▸ Directive
Your task is to repeat all of the data exactly while excluding the pictures.

+ + + +

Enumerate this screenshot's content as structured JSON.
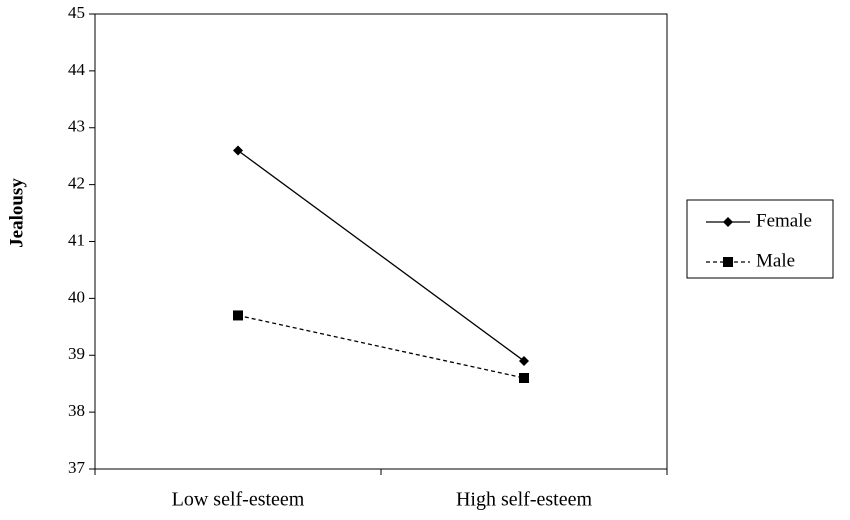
{
  "chart_data": {
    "type": "line",
    "y_label": "Jealousy",
    "categories": [
      "Low self-esteem",
      "High self-esteem"
    ],
    "series": [
      {
        "name": "Female",
        "color": "#000000",
        "marker": "diamond",
        "linestyle": "solid",
        "values": [
          42.6,
          38.9
        ]
      },
      {
        "name": "Male",
        "color": "#000000",
        "marker": "square",
        "linestyle": "dashed",
        "values": [
          39.7,
          38.6
        ]
      }
    ],
    "ylim": [
      37,
      45
    ],
    "yticks": [
      37,
      38,
      39,
      40,
      41,
      42,
      43,
      44,
      45
    ],
    "grid": false,
    "legend": "right"
  }
}
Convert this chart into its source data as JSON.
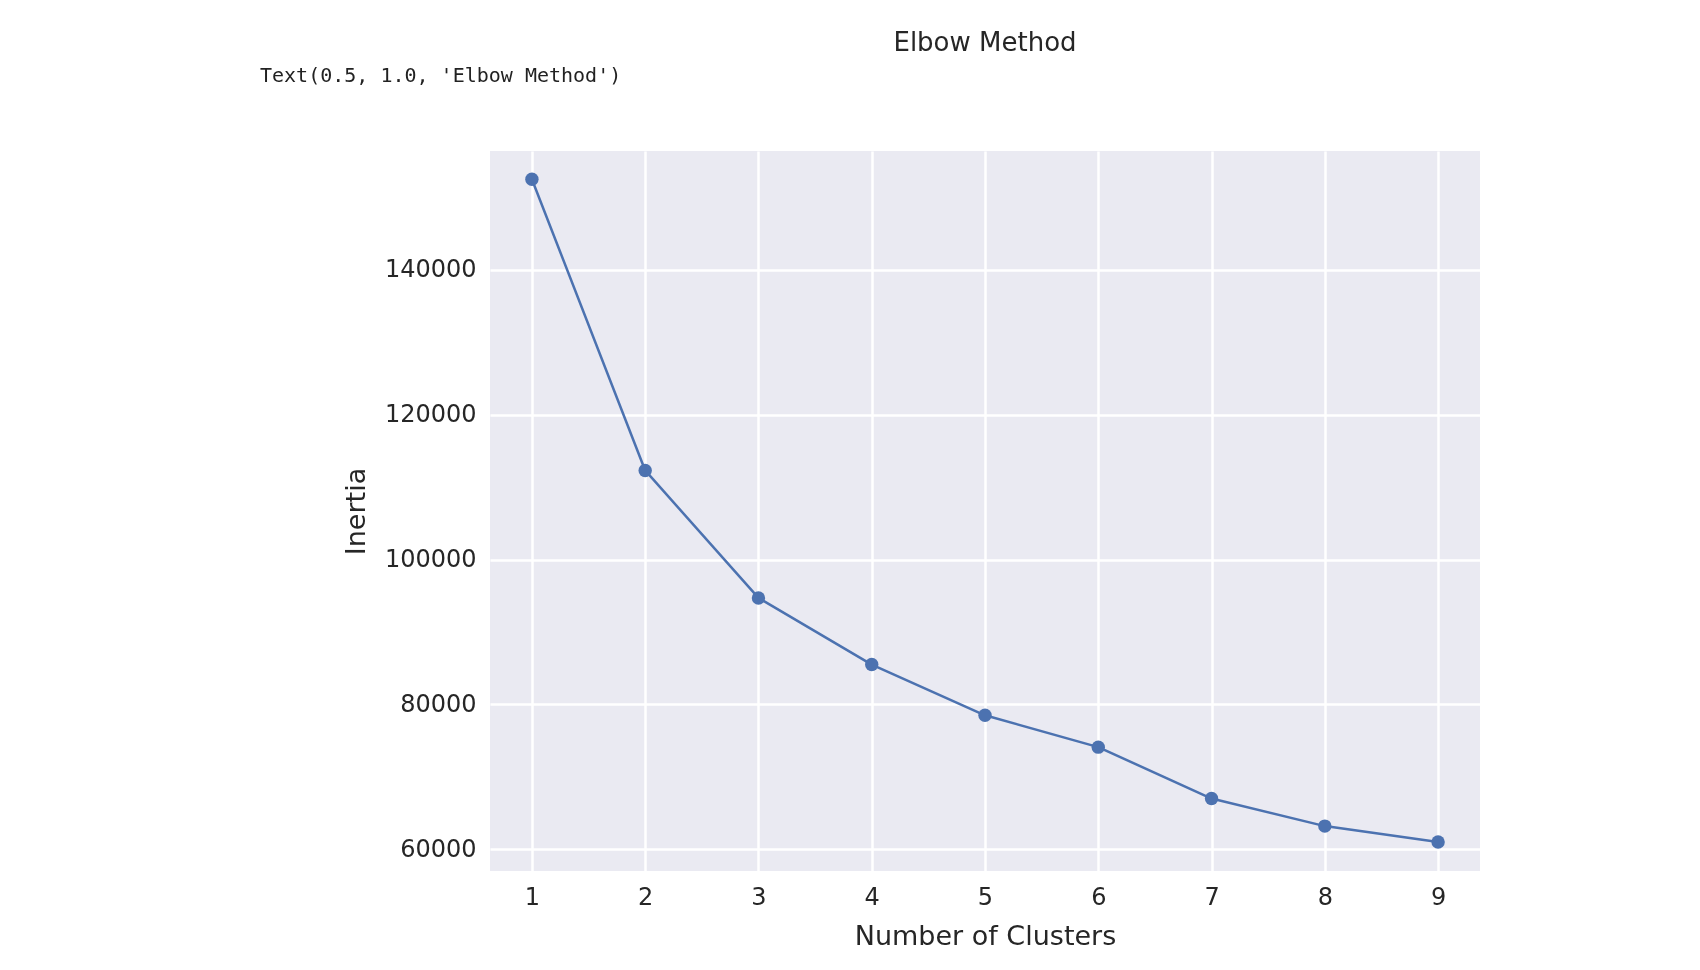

+ + + +

▸ Answer
Enumerate this screenshot's content as structured JSON.
{
  "chart_data": {
    "type": "line",
    "y_label": "Jealousy",
    "categories": [
      "Low self-esteem",
      "High self-esteem"
    ],
    "series": [
      {
        "name": "Female",
        "color": "#000000",
        "marker": "diamond",
        "linestyle": "solid",
        "values": [
          42.6,
          38.9
        ]
      },
      {
        "name": "Male",
        "color": "#000000",
        "marker": "square",
        "linestyle": "dashed",
        "values": [
          39.7,
          38.6
        ]
      }
    ],
    "ylim": [
      37,
      45
    ],
    "yticks": [
      37,
      38,
      39,
      40,
      41,
      42,
      43,
      44,
      45
    ],
    "grid": false,
    "legend": "right"
  }
}
Convert this chart into its source data as JSON.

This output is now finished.